● **TASK DESCRIPTION**
From the line containing "Convert this document image to plain text." down to the last line, set down each line exactly as it is, and nothing more. Leave the pictures out.

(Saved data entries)
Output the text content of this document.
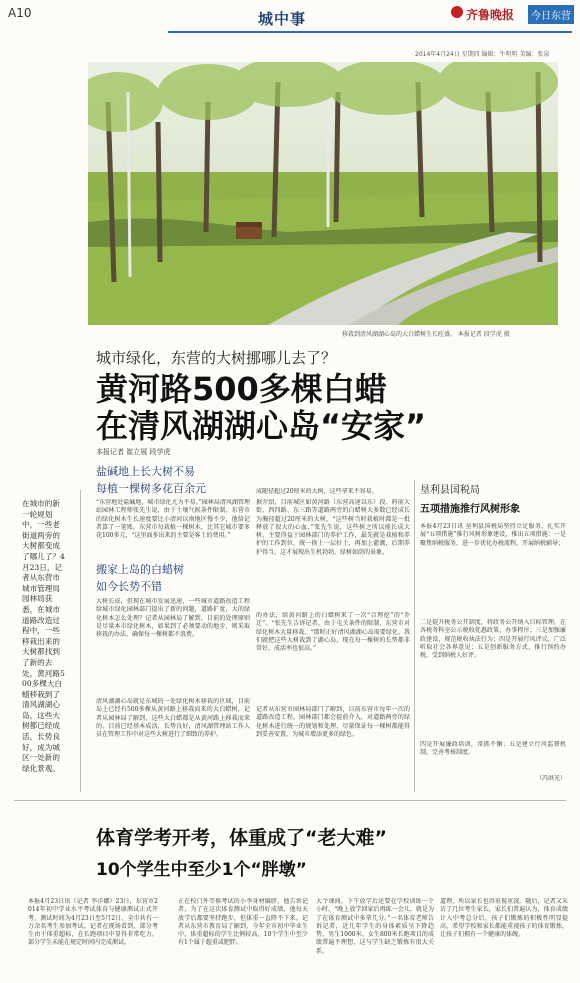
A10	城中事	齐鲁晚报	今日东营
2014年4月24日 星期四 编辑：牛明明 美编：张泉
移栽到清风湖湖心岛的大白蜡树生长旺盛。 本报记者 段学虎 摄
城市绿化，东营的大树挪哪儿去了？
黄河路500多棵白蜡
在清风湖湖心岛“安家”
本报记者 崔立展 段学虎
盐碱地上长大树不易
每植一棵树多花百余元
“东营地处盐碱地，城市绿化尤为不易。”园林局清风湖管理站园林工程师张先生说，由于土壤气候条件限制，东营市的绿化树木生长速度要比小清河以南地区慢不少，他给记者算了一笔账，东营市每栽植一棵树木，比其它城市要多花100多元，“这里面多出来的主要是客土的费用。”
搬家上岛的白蜡树
如今长势不错
大树长成，但现在城市发展迅速，一些城市道路改造工程给城市绿化园林部门提出了新的问题，道路扩宽，大的绿化树木怎么处理？记者从园林局了解到，目前的处理原则是尽量本市绿化树木，如果到了必须要动的地步，则采取移栽的办法，确保每一棵树都不浪费。
清风湖湖心岛就是东城的一处绿化树木移栽的区域，目前岛上已经有500多棵从黄河路上移栽而来的大白蜡树，记者从园林局了解到，这些大白蜡都是从黄河路上移栽而来的，目前已经基本成活，长势良好，清风湖管理站工作人员在管理工作中对这些大树进行了细致的养护。
成随径超过20厘米的大树，这些拿来不容易。
据介绍，目前城区如黄河路（东营高速以东）段、府前大街、西四路、东三路等道路两旁的白蜡树大多数已经成长为胸径超过20厘米的大树，“这些树当时栽植时都是一批释放了很大的心血，”张先生说，这些树之所以能长成大树，主要得益于园林部门的养护工作，最先就是栽植和养护的工作到位，统一换土一层好土，再加上灌溉，后期养护得当，这才展现出生机勃勃、绿树如荫的景象。
的办法，给黄河路上的白蜡树来了一次“合理挖”的“乔迁”。“张先生告诉记者，由于屯关条件的限制，东营市对绿化树木大量移栽，“那时正好清风湖湖心岛需要绿化，我们就把这些大树栽到了湖心岛，现在每一棵树的长势都非常好，成活率也很高。”
记者从东营市园林局部门了解到，目前东营市每年一次的道路改造工程，园林部门都会提前介入，对道路两旁的绿化树木进行统一的规划和处理，尽量保证每一棵树都能得到妥善安置，为城市增添更多的绿色。
在城市的新一轮规划中，一些老街道两旁的大树都变成了哪儿了？4月23日，记者从东营市城市管理局园林局获悉，在城市道路改造过程中，一些移栽出来的大树都找到了新的去处，黄河路500多棵大白蜡移栽到了清风湖湖心岛，这些大树都已经成活，长势良好，成为城区一处新的绿化景观。
垦利县国税局
五项措施推行风树形象
本报4月23日讯 垦利县国税局坚持立足服务，扎实开展“五项措施”推行风树形象建设，推出五项措施：一是聚焦纳税服务，进一步优化办税流程，开展纳税辅导；
二是提升税务公开制度，将政务公开纳入目标管理，在各税务科室公示税收优惠政策、办事程序；三是加强廉政建设，规范税收执法行为；四是开展行风评议，广泛听取社会各界意见；五是创新服务方式，推行预约办税，受到纳税人好评。
四是开展廉政培训，常抓不懈；五是建立行风监督机制，完善考核制度。
（冯洪光）
体育学考开考，体重成了“老大难”
10个学生中至少1个“胖墩”
本报4月23日讯（记者 李洋娜）23日，东营市2014年初中学业水平考试体育与健康测试正式开考，测试时间为4月23日至5月2日，全市共有一万余名考生参加考试。记者在现场看到，部分考生由于体重超标，在长跑项目中显得非常吃力，部分学生未能在规定时间内完成测试。
正在校门外等候考试的小李身材偏胖，他告诉记者，为了在这次体育测试中取得好成绩，他每天放学后都要坚持跑步，但体重一直降不下来。记者从东营市教育局了解到，今年全市初中毕业生中，体重超标的学生比例较高，10个学生中至少有1个属于超重或肥胖。
大个课间，下午放学后还要在学校训练一个小时，“晚上放学回家后再练一会儿，就是为了在体育测试中多拿几分。”一名体育老师告诉记者，近几年学生的身体素质呈下降趋势，男生1000米、女生800米长跑项目的成绩普遍不理想，这与学生缺乏锻炼有很大关系。
道理，所以家长也得重视重视。随后，记者又采访了几位考生家长，家长们普遍认为，体育成绩计入中考总分后，孩子们锻炼的积极性明显提高，希望学校和家长都能重视孩子的体育锻炼，让孩子们拥有一个健康的体魄。
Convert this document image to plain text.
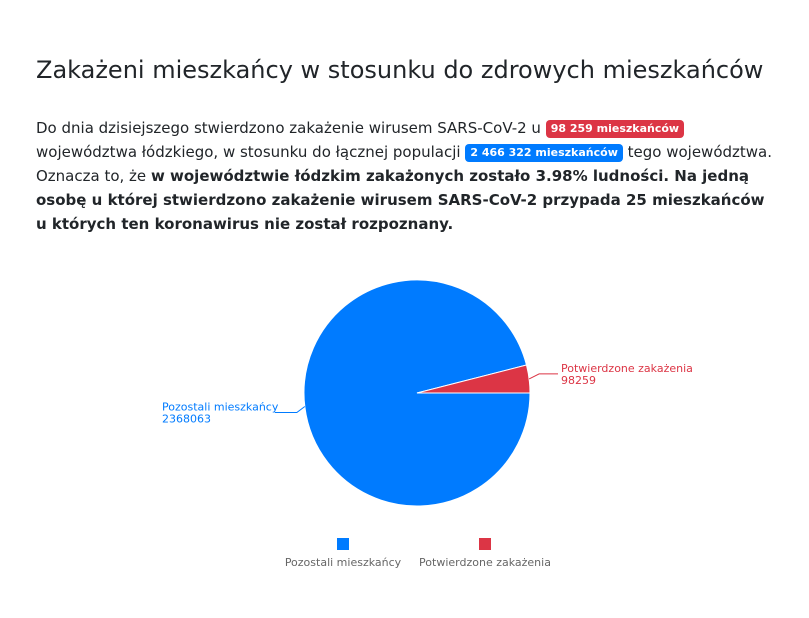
Zakażeni mieszkańcy w stosunku do zdrowych mieszkańców

Do dnia dzisiejszego stwierdzono zakażenie wirusem SARS-CoV-2 u 98 259 mieszkańców województwa łódzkiego, w stosunku do łącznej populacji 2 466 322 mieszkańców tego województwa. Oznacza to, że w województwie łódzkim zakażonych zostało 3.98% ludności. Na jedną osobę u której stwierdzono zakażenie wirusem SARS-CoV-2 przypada 25 mieszkańców u których ten koronawirus nie został rozpoznany.

Potwierdzone zakażenia
98259
Pozostali mieszkańcy
2368063
Pozostali mieszkańcy Potwierdzone zakażenia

● **ANSWER**
Convert this document image to plain text.
Zakażeni mieszkańcy w stosunku do zdrowych mieszkańców

Do dnia dzisiejszego stwierdzono zakażenie wirusem SARS-CoV-2 u 98 259 mieszkańców województwa łódzkiego, w stosunku do łącznej populacji 2 466 322 mieszkańców tego województwa. Oznacza to, że w województwie łódzkim zakażonych zostało 3.98% ludności. Na jedną osobę u której stwierdzono zakażenie wirusem SARS-CoV-2 przypada 25 mieszkańców u których ten koronawirus nie został rozpoznany.

Potwierdzone zakażenia
98259
Pozostali mieszkańcy
2368063
Pozostali mieszkańcy Potwierdzone zakażenia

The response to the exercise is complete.